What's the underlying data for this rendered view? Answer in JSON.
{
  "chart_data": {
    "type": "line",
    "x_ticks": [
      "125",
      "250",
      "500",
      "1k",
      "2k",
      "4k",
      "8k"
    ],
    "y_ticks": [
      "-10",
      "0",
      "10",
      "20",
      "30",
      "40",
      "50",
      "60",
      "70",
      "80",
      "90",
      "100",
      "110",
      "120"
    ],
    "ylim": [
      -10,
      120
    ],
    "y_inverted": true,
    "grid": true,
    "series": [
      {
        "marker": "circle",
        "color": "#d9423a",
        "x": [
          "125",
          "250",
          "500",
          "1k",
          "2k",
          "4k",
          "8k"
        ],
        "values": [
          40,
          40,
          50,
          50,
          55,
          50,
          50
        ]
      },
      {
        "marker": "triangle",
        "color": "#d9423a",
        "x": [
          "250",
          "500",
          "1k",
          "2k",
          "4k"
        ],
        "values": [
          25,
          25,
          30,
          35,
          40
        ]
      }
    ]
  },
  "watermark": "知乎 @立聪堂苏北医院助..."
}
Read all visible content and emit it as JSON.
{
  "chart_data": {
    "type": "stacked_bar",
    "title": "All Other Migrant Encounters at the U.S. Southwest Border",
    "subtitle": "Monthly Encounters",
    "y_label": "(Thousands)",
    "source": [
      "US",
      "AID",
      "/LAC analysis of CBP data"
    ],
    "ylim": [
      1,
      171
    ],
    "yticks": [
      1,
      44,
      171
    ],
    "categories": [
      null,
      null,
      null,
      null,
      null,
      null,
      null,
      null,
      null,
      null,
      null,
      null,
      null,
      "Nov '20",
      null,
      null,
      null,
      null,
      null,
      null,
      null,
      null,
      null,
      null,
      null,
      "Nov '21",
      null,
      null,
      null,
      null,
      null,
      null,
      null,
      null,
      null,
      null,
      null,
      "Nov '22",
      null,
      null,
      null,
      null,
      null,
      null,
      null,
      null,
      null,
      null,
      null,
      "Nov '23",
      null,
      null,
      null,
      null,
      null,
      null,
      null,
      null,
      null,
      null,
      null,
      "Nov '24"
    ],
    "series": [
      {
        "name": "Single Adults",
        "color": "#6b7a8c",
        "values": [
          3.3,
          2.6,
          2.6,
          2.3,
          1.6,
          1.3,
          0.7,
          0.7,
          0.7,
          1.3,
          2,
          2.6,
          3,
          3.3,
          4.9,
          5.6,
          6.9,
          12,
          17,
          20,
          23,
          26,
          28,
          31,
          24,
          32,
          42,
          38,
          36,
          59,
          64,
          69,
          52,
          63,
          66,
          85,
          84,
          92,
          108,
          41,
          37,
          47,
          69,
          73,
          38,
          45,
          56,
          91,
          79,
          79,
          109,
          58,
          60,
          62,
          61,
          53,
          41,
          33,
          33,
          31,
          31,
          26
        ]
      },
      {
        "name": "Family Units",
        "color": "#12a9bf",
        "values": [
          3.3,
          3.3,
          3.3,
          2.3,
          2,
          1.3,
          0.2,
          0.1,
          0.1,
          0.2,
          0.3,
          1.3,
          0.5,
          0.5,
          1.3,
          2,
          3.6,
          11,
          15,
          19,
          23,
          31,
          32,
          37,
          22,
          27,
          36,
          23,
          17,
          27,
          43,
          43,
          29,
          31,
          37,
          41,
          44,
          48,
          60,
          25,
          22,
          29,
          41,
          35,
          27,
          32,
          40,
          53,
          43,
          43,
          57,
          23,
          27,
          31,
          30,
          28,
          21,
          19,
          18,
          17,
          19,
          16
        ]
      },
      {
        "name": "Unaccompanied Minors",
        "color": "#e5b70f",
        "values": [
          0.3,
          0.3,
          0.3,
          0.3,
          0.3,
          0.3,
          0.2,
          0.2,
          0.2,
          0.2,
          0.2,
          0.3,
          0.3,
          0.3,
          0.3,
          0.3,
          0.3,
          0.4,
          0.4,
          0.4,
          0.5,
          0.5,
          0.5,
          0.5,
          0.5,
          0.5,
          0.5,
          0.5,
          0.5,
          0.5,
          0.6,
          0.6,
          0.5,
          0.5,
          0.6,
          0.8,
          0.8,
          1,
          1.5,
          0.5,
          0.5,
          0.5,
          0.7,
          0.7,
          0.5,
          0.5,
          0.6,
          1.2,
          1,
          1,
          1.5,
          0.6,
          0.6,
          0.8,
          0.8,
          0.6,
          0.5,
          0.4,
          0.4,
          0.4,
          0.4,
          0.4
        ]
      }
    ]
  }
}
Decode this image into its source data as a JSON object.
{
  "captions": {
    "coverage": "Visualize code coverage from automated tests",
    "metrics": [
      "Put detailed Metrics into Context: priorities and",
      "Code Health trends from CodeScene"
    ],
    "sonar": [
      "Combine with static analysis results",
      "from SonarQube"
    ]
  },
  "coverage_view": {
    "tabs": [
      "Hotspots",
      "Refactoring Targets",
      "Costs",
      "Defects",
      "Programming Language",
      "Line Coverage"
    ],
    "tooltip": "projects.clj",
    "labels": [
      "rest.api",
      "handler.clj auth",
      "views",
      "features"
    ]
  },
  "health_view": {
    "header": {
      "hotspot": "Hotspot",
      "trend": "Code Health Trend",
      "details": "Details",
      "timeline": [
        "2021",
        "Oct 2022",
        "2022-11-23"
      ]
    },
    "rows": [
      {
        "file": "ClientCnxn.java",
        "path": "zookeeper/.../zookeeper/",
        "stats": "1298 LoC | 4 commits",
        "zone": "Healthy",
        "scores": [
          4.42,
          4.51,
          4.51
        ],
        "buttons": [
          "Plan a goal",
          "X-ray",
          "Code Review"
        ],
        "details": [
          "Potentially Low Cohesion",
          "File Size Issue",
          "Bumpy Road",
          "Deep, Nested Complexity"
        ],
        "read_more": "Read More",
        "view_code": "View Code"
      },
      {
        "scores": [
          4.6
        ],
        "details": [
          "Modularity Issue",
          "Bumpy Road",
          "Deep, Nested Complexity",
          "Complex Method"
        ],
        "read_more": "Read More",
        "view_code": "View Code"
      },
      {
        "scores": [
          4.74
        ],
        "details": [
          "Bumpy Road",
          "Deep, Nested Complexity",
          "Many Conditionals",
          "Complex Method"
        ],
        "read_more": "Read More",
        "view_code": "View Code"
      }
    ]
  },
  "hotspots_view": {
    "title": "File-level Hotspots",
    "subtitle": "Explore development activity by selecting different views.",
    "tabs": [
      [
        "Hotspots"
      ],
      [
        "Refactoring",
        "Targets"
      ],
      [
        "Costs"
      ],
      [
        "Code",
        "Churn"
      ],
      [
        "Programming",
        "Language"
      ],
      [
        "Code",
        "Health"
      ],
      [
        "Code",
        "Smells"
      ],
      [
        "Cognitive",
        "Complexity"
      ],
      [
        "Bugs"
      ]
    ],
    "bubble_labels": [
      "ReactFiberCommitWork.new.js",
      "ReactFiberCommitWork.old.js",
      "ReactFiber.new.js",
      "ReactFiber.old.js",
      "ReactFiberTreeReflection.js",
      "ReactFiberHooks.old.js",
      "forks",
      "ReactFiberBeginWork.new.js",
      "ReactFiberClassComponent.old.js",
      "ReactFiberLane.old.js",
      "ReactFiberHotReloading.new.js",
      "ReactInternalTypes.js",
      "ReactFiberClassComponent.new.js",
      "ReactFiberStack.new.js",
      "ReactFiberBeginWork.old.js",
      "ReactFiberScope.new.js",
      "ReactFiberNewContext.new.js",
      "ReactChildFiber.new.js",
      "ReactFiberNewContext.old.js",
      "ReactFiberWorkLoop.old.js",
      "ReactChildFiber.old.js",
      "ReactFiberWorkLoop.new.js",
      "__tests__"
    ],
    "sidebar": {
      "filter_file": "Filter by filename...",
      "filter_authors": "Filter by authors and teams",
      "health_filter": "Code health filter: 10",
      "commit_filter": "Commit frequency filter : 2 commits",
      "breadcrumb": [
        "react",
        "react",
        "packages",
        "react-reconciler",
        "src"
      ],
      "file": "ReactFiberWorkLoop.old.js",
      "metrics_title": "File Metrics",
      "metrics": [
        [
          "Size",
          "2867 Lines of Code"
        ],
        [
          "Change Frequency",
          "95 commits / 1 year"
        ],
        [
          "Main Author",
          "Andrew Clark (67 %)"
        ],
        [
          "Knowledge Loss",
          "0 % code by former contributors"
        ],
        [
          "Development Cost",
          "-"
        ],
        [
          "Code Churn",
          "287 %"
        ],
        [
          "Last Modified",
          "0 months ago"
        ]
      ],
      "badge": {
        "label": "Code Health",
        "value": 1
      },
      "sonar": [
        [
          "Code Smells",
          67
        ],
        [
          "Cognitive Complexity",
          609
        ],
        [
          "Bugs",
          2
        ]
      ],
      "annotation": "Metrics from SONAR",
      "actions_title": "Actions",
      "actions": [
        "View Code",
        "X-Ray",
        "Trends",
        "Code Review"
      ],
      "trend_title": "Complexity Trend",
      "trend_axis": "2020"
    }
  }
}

**Aim:** Filter the entries and copy out every line with the word "into".

**Complete response:**
Decode this image into its source data as a JSON object.
      "Put detailed Metrics into Context: priorities and",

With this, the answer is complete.